Report every line in the listing below where the string "text" shows up.

---

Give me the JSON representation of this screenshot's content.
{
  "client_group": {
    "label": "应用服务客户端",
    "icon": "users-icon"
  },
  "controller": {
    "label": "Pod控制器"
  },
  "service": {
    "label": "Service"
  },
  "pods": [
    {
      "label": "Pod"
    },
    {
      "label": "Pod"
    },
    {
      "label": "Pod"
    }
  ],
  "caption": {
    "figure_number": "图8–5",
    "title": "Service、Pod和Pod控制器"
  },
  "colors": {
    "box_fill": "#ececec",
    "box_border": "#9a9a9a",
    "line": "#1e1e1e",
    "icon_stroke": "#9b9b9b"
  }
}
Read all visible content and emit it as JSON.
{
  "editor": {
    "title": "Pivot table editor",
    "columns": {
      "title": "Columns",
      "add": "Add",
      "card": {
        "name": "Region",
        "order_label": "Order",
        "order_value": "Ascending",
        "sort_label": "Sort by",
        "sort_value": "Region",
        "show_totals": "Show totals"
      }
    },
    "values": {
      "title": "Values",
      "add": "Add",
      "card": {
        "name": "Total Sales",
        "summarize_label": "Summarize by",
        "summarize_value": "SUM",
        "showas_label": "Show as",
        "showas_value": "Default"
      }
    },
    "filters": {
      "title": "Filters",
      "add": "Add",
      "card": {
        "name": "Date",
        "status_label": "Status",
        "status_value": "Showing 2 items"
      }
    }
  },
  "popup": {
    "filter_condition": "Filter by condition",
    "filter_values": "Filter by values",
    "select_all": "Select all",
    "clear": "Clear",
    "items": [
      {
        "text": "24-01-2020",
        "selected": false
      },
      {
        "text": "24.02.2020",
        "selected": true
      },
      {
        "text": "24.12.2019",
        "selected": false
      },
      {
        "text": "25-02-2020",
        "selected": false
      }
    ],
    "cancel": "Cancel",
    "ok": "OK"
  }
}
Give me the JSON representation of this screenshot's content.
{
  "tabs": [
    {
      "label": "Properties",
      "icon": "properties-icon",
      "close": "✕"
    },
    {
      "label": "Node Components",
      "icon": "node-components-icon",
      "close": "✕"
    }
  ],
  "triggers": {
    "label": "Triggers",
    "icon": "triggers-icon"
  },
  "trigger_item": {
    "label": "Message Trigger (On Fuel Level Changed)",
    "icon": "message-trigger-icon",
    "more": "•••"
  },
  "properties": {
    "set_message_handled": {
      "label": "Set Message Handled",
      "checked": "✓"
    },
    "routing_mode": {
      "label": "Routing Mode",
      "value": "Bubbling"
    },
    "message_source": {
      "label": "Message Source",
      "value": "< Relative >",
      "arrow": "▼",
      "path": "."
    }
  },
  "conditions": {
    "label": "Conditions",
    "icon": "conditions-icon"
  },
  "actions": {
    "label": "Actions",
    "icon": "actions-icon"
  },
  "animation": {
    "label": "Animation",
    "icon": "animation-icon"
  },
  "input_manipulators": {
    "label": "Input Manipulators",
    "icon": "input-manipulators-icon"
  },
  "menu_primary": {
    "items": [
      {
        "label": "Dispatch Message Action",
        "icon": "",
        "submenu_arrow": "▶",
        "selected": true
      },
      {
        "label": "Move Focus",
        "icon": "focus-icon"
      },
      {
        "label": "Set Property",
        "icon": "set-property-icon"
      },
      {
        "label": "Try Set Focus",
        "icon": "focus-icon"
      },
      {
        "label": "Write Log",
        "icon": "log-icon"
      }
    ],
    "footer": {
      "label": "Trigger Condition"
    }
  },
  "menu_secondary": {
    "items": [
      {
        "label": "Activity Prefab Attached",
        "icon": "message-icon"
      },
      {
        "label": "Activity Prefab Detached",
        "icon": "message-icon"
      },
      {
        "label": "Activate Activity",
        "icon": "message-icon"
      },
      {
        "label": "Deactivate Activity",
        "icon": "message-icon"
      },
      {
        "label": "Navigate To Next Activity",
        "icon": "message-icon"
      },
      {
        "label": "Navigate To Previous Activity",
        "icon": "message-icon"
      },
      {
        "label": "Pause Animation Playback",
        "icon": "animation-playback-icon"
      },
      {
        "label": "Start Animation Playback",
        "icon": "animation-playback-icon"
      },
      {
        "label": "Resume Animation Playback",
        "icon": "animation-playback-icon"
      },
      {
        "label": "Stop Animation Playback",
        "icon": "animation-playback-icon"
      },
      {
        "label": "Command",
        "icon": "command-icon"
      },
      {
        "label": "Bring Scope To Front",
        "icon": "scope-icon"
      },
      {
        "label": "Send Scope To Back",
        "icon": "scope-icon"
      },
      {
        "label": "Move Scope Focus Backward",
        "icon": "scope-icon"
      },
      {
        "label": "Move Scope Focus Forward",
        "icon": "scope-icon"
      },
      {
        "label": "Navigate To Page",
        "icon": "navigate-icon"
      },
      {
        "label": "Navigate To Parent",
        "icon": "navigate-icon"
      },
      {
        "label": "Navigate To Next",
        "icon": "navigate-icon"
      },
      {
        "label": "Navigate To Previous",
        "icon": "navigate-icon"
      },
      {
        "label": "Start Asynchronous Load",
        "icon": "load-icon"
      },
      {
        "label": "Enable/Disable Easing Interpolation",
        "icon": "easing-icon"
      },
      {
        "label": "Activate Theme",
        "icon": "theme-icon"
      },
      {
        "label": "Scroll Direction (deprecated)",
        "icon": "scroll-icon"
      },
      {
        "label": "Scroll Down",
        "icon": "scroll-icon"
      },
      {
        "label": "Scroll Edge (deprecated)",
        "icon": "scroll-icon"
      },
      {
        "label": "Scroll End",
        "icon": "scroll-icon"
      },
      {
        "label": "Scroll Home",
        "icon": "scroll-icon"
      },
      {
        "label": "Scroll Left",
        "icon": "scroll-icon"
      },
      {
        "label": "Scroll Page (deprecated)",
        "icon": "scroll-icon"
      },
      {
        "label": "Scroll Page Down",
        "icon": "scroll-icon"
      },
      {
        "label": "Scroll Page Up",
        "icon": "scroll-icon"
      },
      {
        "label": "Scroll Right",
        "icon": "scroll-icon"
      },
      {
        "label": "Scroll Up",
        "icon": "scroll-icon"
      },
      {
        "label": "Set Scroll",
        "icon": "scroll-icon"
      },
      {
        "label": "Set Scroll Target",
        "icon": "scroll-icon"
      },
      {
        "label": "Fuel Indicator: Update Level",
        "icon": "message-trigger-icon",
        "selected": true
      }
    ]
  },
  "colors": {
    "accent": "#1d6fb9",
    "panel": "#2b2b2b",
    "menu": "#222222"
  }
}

---

## Task solution
        "text": "24-01-2020",
        "text": "24.02.2020",
        "text": "24.12.2019",
        "text": "25-02-2020",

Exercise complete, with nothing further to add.